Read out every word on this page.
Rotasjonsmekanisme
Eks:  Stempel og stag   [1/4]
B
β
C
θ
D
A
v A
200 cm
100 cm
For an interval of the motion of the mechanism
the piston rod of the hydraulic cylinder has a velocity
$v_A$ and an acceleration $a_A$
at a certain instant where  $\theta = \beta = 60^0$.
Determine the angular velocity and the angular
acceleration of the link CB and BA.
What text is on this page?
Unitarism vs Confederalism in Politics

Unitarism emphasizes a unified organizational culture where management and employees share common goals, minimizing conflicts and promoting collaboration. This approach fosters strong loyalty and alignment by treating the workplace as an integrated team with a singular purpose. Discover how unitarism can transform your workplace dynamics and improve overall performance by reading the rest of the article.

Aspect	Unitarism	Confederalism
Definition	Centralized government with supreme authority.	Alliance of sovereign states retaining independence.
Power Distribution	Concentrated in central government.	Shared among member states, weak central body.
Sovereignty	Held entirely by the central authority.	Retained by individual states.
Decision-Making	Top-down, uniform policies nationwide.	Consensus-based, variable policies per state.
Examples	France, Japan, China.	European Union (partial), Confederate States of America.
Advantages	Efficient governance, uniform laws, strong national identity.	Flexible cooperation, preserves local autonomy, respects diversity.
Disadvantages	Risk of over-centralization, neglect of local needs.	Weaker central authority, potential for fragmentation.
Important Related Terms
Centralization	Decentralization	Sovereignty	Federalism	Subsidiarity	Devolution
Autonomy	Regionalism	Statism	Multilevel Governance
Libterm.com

--------------------------------------------------

*EXERCISE REQUIREMENTS:* Set down the material above again, word for word.

*CORRECT RESULT:*
Read out every word on this page.
Rotasjonsmekanisme
Eks:  Stempel og stag   [1/4]
B
β
C
θ
D
A
v A
200 cm
100 cm
For an interval of the motion of the mechanism
the piston rod of the hydraulic cylinder has a velocity
$v_A$ and an acceleration $a_A$
at a certain instant where  $\theta = \beta = 60^0$.
Determine the angular velocity and the angular
acceleration of the link CB and BA.
What text is on this page?
Unitarism vs Confederalism in Politics

Unitarism emphasizes a unified organizational culture where management and employees share common goals, minimizing conflicts and promoting collaboration. This approach fosters strong loyalty and alignment by treating the workplace as an integrated team with a singular purpose. Discover how unitarism can transform your workplace dynamics and improve overall performance by reading the rest of the article.

Aspect	Unitarism	Confederalism
Definition	Centralized government with supreme authority.	Alliance of sovereign states retaining independence.
Power Distribution	Concentrated in central government.	Shared among member states, weak central body.
Sovereignty	Held entirely by the central authority.	Retained by individual states.
Decision-Making	Top-down, uniform policies nationwide.	Consensus-based, variable policies per state.
Examples	France, Japan, China.	European Union (partial), Confederate States of America.
Advantages	Efficient governance, uniform laws, strong national identity.	Flexible cooperation, preserves local autonomy, respects diversity.
Disadvantages	Risk of over-centralization, neglect of local needs.	Weaker central authority, potential for fragmentation.
Important Related Terms
Centralization	Decentralization	Sovereignty	Federalism	Subsidiarity	Devolution
Autonomy	Regionalism	Statism	Multilevel Governance
Libterm.com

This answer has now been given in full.